#### What you have to do:
Print each of the entries exactly, leaving nothing out.

(Items from a data source)
^^^^^^^^^^^^^^^^

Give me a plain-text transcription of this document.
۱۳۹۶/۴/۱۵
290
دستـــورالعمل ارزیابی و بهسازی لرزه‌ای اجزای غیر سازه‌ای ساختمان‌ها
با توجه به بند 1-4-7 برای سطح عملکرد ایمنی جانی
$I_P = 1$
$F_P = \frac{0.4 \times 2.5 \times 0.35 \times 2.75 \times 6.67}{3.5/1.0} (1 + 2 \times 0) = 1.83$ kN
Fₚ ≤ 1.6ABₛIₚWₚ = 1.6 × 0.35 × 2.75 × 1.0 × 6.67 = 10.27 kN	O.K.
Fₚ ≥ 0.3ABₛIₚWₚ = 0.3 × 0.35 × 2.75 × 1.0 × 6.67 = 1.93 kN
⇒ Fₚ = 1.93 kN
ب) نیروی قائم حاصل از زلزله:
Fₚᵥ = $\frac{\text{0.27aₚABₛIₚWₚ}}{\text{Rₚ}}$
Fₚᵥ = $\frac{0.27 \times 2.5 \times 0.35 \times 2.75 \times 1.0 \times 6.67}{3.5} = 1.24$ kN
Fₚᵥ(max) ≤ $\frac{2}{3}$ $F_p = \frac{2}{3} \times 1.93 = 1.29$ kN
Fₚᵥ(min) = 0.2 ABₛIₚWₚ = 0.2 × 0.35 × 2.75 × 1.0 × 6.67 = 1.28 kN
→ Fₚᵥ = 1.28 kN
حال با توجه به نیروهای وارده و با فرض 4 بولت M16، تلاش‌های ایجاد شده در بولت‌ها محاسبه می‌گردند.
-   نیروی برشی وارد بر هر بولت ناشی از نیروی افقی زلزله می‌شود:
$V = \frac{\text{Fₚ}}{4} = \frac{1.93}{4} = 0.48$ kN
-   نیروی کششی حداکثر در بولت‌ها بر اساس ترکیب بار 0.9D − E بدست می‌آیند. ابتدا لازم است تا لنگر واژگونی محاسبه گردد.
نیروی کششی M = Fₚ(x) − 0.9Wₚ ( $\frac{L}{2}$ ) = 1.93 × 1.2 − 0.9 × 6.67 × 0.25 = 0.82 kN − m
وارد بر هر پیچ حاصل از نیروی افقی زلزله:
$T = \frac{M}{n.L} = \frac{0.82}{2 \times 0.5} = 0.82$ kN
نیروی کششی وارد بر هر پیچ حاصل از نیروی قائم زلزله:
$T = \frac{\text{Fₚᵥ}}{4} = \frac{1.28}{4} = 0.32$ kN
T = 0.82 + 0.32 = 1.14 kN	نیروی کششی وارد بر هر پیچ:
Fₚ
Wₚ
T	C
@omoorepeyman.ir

^^^^^^^^^^^^^^^^

#### Output for this exercise:
Give me a plain-text transcription of this document.
۱۳۹۶/۴/۱۵
290
دستـــورالعمل ارزیابی و بهسازی لرزه‌ای اجزای غیر سازه‌ای ساختمان‌ها
با توجه به بند 1-4-7 برای سطح عملکرد ایمنی جانی
$I_P = 1$
$F_P = \frac{0.4 \times 2.5 \times 0.35 \times 2.75 \times 6.67}{3.5/1.0} (1 + 2 \times 0) = 1.83$ kN
Fₚ ≤ 1.6ABₛIₚWₚ = 1.6 × 0.35 × 2.75 × 1.0 × 6.67 = 10.27 kN	O.K.
Fₚ ≥ 0.3ABₛIₚWₚ = 0.3 × 0.35 × 2.75 × 1.0 × 6.67 = 1.93 kN
⇒ Fₚ = 1.93 kN
ب) نیروی قائم حاصل از زلزله:
Fₚᵥ = $\frac{\text{0.27aₚABₛIₚWₚ}}{\text{Rₚ}}$
Fₚᵥ = $\frac{0.27 \times 2.5 \times 0.35 \times 2.75 \times 1.0 \times 6.67}{3.5} = 1.24$ kN
Fₚᵥ(max) ≤ $\frac{2}{3}$ $F_p = \frac{2}{3} \times 1.93 = 1.29$ kN
Fₚᵥ(min) = 0.2 ABₛIₚWₚ = 0.2 × 0.35 × 2.75 × 1.0 × 6.67 = 1.28 kN
→ Fₚᵥ = 1.28 kN
حال با توجه به نیروهای وارده و با فرض 4 بولت M16، تلاش‌های ایجاد شده در بولت‌ها محاسبه می‌گردند.
-   نیروی برشی وارد بر هر بولت ناشی از نیروی افقی زلزله می‌شود:
$V = \frac{\text{Fₚ}}{4} = \frac{1.93}{4} = 0.48$ kN
-   نیروی کششی حداکثر در بولت‌ها بر اساس ترکیب بار 0.9D − E بدست می‌آیند. ابتدا لازم است تا لنگر واژگونی محاسبه گردد.
نیروی کششی M = Fₚ(x) − 0.9Wₚ ( $\frac{L}{2}$ ) = 1.93 × 1.2 − 0.9 × 6.67 × 0.25 = 0.82 kN − m
وارد بر هر پیچ حاصل از نیروی افقی زلزله:
$T = \frac{M}{n.L} = \frac{0.82}{2 \times 0.5} = 0.82$ kN
نیروی کششی وارد بر هر پیچ حاصل از نیروی قائم زلزله:
$T = \frac{\text{Fₚᵥ}}{4} = \frac{1.28}{4} = 0.32$ kN
T = 0.82 + 0.32 = 1.14 kN	نیروی کششی وارد بر هر پیچ:
Fₚ
Wₚ
T	C
@omoorepeyman.ir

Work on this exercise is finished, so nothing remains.